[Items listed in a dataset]
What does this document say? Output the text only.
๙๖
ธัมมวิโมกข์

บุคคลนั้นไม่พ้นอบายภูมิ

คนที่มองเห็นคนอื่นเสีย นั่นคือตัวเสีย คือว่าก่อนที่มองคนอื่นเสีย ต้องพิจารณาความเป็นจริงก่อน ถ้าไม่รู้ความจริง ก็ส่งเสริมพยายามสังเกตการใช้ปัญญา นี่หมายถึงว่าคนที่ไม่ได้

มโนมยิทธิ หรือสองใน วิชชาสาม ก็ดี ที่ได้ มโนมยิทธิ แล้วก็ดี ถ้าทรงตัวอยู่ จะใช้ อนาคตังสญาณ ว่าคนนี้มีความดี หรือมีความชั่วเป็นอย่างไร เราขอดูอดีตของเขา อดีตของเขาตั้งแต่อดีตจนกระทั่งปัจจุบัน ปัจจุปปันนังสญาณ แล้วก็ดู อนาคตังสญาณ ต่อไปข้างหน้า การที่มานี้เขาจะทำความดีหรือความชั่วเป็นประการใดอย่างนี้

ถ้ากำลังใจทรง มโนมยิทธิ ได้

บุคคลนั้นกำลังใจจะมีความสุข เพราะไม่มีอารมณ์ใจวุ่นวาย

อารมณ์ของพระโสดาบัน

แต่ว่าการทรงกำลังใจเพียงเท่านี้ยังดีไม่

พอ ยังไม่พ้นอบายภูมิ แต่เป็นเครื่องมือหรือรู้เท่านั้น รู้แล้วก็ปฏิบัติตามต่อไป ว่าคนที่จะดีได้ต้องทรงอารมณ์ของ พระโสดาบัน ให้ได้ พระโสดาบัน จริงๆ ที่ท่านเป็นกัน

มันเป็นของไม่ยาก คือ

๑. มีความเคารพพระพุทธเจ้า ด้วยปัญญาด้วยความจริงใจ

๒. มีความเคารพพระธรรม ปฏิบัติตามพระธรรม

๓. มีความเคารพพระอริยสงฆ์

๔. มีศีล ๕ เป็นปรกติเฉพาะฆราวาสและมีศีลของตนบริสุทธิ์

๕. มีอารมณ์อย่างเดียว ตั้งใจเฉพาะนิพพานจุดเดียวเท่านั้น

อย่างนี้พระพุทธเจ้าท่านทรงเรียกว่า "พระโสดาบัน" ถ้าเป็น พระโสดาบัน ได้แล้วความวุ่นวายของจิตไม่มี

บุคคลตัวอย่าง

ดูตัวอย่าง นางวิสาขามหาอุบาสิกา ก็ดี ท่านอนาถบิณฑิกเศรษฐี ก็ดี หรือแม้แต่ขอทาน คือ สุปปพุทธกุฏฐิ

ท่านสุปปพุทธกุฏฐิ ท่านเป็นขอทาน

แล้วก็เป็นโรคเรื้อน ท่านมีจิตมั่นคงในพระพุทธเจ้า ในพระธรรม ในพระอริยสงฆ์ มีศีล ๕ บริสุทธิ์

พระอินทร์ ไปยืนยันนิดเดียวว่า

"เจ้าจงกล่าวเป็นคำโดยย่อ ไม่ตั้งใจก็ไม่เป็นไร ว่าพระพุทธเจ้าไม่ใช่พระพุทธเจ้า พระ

▶ **DIRECTIONS FOR THIS TASK**
Copy each line in the data that holds the word "นอบายภ".

▶ **RESULT BELOW**
บุคคลนั้นไม่พ้นอบายภูมิ
พอ ยังไม่พ้นอบายภูมิ แต่เป็นเครื่องมือหรือรู้เท่านั้น รู้แล้วก็ปฏิบัติตามต่อไป ว่าคนที่จะดีได้ต้องทรงอารมณ์ของ พระโสดาบัน ให้ได้ พระโสดาบัน จริงๆ ที่ท่านเป็นกัน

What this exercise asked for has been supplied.